Exercise directions
Gather all lines with "выполнение" from the records.

Raw data
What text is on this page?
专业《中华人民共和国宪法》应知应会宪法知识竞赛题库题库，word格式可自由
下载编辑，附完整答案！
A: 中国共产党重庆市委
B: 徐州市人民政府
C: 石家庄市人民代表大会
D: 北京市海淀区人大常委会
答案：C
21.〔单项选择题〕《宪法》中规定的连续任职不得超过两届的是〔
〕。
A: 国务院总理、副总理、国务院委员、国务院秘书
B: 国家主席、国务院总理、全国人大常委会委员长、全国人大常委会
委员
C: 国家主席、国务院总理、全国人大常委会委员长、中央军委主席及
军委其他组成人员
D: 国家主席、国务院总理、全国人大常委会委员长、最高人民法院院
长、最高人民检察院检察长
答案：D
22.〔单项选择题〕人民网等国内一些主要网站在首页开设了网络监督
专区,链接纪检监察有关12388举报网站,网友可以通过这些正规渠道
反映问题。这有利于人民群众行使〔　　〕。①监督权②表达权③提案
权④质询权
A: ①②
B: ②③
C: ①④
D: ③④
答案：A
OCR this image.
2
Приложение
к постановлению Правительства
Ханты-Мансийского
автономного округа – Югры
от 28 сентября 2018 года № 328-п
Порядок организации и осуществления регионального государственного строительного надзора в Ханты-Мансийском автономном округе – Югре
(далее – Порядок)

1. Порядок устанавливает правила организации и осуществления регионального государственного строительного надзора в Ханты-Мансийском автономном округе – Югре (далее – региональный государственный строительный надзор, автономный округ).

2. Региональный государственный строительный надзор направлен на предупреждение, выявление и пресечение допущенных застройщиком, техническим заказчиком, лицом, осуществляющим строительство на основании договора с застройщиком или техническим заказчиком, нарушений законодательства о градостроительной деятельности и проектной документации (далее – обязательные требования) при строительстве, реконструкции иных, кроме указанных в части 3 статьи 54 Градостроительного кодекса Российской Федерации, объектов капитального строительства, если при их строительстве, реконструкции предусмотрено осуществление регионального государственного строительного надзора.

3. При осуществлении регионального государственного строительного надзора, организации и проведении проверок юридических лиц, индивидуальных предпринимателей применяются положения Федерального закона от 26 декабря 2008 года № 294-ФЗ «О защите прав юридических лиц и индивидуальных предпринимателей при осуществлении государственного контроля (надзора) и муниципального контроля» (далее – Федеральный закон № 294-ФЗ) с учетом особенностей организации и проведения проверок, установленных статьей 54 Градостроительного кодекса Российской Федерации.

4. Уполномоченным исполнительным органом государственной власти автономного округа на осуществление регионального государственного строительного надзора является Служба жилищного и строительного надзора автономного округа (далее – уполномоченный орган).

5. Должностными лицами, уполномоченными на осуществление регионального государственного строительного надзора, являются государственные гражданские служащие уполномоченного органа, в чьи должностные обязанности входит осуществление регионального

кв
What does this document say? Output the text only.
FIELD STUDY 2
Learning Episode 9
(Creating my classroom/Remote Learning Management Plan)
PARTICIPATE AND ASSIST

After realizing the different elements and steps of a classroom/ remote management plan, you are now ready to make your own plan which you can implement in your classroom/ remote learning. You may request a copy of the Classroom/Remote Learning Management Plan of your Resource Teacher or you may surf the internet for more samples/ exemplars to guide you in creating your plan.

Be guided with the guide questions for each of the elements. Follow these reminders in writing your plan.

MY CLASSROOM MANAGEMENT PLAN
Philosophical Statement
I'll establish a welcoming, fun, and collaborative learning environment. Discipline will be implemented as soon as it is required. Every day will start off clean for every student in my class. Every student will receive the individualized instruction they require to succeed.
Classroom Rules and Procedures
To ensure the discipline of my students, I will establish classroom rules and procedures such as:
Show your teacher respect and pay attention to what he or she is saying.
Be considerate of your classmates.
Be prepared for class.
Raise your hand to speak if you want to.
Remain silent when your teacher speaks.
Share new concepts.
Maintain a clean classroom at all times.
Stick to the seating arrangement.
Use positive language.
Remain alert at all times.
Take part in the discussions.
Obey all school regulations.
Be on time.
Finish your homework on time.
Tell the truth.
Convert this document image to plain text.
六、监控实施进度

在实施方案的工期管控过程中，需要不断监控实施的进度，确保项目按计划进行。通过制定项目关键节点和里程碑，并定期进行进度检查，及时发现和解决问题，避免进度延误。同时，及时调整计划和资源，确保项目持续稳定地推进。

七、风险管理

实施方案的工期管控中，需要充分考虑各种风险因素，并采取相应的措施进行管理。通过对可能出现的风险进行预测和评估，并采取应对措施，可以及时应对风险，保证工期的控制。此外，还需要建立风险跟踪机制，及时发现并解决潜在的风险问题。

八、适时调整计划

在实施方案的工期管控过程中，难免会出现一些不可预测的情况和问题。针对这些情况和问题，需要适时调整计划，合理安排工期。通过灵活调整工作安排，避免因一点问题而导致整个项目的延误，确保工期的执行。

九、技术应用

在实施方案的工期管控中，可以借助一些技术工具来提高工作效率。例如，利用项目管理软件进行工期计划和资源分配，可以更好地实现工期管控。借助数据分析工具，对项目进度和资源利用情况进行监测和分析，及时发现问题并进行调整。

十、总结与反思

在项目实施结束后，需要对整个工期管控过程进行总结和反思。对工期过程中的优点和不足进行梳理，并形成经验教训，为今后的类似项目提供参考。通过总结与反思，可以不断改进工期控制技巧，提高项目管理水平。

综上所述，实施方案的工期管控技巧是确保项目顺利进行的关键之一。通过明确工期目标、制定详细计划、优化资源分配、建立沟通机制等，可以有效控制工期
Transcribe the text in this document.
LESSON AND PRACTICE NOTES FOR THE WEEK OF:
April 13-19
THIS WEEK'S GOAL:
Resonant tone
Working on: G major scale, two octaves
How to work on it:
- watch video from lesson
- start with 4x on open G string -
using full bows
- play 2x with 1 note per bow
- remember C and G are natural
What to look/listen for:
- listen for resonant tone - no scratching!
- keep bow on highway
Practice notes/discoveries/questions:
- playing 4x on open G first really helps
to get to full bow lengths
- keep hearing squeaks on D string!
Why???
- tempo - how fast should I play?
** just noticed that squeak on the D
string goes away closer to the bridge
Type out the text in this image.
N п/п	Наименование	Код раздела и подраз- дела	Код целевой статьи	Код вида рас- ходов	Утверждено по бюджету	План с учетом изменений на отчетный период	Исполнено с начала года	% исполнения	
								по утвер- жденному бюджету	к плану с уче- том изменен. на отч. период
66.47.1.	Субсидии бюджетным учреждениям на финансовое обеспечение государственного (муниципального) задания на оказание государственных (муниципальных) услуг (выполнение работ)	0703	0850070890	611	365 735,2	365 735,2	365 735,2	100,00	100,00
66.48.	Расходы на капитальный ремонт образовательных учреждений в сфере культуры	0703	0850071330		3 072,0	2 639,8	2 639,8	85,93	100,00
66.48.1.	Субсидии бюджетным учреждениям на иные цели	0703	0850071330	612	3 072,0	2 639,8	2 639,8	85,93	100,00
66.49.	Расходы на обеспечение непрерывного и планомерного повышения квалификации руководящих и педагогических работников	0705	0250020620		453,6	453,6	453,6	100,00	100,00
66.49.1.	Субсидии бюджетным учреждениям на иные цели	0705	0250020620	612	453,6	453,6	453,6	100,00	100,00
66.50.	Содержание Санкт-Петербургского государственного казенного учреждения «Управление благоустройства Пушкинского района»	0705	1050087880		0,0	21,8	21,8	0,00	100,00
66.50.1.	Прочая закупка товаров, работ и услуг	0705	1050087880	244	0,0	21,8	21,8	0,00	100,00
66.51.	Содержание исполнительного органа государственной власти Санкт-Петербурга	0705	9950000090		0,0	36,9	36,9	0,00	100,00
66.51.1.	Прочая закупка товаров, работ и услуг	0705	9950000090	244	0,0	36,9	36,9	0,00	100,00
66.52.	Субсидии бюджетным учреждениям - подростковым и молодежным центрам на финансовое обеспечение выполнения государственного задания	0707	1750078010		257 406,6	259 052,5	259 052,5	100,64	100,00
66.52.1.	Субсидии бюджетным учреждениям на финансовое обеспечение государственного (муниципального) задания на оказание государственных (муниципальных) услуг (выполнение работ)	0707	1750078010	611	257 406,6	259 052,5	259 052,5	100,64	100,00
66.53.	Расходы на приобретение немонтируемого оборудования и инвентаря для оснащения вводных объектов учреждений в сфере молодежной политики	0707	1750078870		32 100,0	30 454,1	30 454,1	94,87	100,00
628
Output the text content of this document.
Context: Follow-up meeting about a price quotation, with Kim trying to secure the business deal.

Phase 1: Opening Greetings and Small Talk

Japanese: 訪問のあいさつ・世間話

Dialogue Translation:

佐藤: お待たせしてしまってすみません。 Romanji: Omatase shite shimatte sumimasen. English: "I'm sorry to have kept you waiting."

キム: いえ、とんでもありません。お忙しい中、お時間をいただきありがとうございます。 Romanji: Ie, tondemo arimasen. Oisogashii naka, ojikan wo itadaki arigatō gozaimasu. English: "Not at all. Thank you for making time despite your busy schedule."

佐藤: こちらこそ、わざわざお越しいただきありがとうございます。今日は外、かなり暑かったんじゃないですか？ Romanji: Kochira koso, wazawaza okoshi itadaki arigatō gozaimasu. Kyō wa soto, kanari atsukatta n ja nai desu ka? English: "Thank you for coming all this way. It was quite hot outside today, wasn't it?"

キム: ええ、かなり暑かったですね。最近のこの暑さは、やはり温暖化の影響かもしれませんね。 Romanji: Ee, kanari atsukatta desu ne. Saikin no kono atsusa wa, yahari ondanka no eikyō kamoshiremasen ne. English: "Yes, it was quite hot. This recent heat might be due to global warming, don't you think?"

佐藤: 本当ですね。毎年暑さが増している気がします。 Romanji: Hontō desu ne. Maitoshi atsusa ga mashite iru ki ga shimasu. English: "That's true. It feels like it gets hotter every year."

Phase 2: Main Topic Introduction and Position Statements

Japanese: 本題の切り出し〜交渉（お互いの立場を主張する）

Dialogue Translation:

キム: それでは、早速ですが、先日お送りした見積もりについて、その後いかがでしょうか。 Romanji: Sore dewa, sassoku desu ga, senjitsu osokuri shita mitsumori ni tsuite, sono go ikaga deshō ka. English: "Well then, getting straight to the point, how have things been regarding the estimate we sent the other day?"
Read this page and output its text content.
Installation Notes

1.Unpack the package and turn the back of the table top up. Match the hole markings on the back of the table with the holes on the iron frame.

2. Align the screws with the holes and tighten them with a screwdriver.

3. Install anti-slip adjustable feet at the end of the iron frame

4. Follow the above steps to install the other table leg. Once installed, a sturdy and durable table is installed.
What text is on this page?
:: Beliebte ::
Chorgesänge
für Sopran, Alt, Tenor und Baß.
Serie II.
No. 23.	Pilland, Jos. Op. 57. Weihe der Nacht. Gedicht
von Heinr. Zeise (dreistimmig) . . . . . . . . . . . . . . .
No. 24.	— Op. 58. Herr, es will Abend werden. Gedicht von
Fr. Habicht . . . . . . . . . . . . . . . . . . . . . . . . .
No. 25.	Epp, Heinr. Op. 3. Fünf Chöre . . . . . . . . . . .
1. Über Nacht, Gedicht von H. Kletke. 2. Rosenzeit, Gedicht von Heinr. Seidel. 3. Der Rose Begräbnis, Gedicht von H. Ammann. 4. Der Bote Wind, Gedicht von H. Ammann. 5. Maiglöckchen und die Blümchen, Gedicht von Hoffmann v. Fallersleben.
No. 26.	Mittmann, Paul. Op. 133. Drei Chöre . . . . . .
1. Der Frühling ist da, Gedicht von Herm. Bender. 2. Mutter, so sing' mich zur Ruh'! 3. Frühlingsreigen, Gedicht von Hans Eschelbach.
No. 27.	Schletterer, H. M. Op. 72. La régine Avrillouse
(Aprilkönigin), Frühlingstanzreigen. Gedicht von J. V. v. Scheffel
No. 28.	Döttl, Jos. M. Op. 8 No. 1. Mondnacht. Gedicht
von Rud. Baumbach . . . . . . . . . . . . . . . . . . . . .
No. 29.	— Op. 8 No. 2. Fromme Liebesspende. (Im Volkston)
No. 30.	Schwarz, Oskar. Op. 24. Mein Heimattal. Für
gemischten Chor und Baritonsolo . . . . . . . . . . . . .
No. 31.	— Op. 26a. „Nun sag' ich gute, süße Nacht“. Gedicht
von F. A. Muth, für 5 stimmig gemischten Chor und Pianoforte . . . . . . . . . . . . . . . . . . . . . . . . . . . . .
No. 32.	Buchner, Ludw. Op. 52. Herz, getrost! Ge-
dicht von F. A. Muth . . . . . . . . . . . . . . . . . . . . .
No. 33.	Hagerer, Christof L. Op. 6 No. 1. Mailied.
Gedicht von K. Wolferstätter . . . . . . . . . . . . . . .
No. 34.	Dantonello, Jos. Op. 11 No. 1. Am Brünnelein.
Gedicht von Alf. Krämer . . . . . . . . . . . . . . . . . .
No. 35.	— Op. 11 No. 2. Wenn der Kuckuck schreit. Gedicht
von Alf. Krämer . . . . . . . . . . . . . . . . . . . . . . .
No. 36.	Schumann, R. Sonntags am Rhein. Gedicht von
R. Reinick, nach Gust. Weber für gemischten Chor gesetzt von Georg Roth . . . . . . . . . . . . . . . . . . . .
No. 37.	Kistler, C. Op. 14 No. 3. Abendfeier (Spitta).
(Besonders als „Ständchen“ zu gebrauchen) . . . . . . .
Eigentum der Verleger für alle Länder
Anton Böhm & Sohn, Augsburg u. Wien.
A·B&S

Response to the task
66.47.1.	Субсидии бюджетным учреждениям на финансовое обеспечение государственного (муниципального) задания на оказание государственных (муниципальных) услуг (выполнение работ)	0703	0850070890	611	365 735,2	365 735,2	365 735,2	100,00	100,00
66.52.1.	Субсидии бюджетным учреждениям на финансовое обеспечение государственного (муниципального) задания на оказание государственных (муниципальных) услуг (выполнение работ)	0707	1750078010	611	257 406,6	259 052,5	259 052,5	100,64	100,00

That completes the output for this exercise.